-------- Entries provided

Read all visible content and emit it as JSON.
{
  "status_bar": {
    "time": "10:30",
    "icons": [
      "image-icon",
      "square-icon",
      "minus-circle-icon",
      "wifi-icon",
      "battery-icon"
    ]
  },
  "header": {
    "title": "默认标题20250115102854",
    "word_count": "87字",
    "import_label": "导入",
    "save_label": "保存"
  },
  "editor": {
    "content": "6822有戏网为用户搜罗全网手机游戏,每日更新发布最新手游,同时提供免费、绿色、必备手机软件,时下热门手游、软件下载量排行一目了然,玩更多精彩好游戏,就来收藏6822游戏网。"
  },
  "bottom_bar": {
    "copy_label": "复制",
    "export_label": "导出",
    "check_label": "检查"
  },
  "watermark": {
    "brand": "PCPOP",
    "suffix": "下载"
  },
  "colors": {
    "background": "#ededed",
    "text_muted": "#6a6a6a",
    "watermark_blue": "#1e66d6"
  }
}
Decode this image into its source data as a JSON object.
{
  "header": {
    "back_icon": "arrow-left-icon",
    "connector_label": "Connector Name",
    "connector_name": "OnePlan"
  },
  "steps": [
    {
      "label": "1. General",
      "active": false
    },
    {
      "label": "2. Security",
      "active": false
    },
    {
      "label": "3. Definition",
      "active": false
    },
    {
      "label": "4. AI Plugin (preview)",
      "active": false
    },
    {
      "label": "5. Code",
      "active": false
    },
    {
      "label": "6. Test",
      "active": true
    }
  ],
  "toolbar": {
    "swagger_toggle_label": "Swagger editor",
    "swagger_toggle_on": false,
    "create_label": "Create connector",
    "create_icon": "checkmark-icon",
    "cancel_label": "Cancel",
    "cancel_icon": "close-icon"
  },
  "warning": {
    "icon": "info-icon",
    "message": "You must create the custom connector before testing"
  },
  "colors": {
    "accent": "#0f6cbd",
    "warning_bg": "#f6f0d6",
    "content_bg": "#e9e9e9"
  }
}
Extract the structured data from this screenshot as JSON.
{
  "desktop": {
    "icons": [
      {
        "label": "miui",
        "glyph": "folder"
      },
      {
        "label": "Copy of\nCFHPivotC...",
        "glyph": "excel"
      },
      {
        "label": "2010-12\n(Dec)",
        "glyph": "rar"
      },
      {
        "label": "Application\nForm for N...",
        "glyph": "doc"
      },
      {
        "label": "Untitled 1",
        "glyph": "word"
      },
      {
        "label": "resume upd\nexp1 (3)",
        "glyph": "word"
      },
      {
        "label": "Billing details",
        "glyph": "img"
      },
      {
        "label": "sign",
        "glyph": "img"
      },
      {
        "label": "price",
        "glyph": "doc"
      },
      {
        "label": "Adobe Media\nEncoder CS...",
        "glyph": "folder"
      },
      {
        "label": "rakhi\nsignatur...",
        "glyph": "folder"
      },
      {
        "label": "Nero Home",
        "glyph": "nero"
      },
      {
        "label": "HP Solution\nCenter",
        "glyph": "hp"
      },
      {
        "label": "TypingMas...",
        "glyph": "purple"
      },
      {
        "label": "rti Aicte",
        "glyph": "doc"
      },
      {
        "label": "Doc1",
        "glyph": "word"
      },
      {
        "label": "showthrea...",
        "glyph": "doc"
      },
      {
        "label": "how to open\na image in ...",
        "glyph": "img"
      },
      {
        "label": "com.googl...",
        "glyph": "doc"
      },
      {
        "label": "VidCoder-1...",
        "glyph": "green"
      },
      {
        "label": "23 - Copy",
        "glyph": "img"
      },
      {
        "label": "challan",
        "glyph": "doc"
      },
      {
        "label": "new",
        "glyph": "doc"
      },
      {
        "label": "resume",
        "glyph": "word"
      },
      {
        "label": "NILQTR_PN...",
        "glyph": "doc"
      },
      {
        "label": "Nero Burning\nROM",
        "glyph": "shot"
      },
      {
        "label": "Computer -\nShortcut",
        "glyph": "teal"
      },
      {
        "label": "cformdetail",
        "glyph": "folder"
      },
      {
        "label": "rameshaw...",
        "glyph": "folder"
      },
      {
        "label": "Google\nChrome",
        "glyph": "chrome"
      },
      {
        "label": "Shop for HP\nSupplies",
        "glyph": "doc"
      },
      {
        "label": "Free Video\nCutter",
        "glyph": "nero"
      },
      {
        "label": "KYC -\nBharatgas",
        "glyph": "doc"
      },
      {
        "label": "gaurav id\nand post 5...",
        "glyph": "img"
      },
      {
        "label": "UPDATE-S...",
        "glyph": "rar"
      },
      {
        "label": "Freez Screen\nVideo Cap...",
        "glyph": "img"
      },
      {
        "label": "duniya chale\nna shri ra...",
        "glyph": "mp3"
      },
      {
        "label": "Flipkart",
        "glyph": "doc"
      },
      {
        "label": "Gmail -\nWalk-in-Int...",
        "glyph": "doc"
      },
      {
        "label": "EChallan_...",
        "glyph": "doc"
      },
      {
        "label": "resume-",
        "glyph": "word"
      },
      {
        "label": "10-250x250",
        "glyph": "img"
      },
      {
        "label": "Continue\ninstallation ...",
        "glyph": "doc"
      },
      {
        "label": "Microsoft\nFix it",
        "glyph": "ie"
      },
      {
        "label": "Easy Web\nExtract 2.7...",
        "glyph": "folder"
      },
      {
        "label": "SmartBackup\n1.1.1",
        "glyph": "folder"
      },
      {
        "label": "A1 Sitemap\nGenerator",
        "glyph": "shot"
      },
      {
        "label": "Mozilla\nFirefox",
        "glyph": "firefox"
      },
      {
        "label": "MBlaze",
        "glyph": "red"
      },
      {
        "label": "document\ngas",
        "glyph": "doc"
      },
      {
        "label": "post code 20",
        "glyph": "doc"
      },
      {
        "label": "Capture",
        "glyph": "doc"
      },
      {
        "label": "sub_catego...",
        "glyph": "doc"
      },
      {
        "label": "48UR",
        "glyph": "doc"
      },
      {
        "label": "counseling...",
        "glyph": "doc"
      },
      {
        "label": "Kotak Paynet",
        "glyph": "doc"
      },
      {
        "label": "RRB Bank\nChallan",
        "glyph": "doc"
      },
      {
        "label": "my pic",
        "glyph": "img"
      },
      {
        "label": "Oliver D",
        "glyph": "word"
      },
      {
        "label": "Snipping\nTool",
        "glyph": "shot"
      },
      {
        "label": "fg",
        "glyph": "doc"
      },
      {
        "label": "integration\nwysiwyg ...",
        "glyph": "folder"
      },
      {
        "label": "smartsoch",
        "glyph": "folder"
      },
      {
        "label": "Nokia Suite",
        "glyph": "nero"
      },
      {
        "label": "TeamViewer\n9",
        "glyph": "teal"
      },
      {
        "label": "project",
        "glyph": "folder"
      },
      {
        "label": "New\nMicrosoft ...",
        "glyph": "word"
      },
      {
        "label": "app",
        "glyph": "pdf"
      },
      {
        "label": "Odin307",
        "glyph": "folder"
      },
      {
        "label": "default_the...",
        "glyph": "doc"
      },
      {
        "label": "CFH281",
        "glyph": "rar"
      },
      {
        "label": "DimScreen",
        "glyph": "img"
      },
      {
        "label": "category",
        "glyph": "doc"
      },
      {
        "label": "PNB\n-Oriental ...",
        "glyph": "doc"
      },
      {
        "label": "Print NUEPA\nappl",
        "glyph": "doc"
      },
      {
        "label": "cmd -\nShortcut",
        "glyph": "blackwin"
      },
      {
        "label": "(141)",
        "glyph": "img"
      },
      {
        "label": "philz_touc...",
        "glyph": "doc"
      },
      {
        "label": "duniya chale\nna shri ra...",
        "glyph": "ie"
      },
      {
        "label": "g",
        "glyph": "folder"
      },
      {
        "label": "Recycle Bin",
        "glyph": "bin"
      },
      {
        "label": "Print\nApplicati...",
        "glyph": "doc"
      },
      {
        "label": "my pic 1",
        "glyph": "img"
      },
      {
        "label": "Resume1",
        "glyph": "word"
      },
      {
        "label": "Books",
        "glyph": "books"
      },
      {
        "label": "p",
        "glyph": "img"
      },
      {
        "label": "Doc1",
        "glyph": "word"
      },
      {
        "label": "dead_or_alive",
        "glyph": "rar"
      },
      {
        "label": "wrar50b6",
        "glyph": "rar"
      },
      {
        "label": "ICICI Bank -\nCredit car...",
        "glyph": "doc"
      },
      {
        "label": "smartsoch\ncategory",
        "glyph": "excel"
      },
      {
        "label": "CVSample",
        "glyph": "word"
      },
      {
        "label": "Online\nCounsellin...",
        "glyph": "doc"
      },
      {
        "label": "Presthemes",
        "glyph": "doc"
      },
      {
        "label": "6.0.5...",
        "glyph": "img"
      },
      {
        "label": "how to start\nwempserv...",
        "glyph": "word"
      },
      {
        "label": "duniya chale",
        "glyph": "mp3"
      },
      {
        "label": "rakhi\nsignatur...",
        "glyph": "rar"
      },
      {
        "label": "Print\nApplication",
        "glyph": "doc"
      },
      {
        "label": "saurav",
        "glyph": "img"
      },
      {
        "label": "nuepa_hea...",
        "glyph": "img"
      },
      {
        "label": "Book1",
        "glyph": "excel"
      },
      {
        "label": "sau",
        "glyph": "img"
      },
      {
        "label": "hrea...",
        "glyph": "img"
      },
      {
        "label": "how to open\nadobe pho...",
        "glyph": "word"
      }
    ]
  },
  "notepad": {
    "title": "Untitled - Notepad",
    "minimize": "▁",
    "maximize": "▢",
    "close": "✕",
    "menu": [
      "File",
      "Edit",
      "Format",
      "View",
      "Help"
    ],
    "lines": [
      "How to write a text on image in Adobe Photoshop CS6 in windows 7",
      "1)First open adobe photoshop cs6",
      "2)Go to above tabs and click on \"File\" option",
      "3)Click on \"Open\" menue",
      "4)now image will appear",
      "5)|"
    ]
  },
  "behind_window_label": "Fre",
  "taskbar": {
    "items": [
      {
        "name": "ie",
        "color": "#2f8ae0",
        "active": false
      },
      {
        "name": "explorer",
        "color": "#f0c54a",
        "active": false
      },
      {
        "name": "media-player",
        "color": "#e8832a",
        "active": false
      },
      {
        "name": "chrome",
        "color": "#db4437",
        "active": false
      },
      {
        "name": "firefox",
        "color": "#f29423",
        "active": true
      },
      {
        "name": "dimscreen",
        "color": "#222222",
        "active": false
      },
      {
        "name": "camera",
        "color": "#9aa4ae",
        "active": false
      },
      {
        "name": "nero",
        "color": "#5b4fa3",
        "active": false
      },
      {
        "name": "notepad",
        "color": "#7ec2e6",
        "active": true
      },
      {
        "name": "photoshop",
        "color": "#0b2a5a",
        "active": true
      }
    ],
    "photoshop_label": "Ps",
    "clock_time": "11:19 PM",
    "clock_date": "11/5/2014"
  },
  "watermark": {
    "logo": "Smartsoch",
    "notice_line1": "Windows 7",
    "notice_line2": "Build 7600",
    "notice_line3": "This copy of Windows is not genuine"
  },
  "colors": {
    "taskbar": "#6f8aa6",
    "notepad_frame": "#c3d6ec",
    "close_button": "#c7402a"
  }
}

----------------

**Problem**
Copy out every line in the entries above that holds "Print".

**Written answer**
        "label": "Print NUEPA\nappl",
        "label": "Print\nApplicati...",
        "label": "Print\nApplication",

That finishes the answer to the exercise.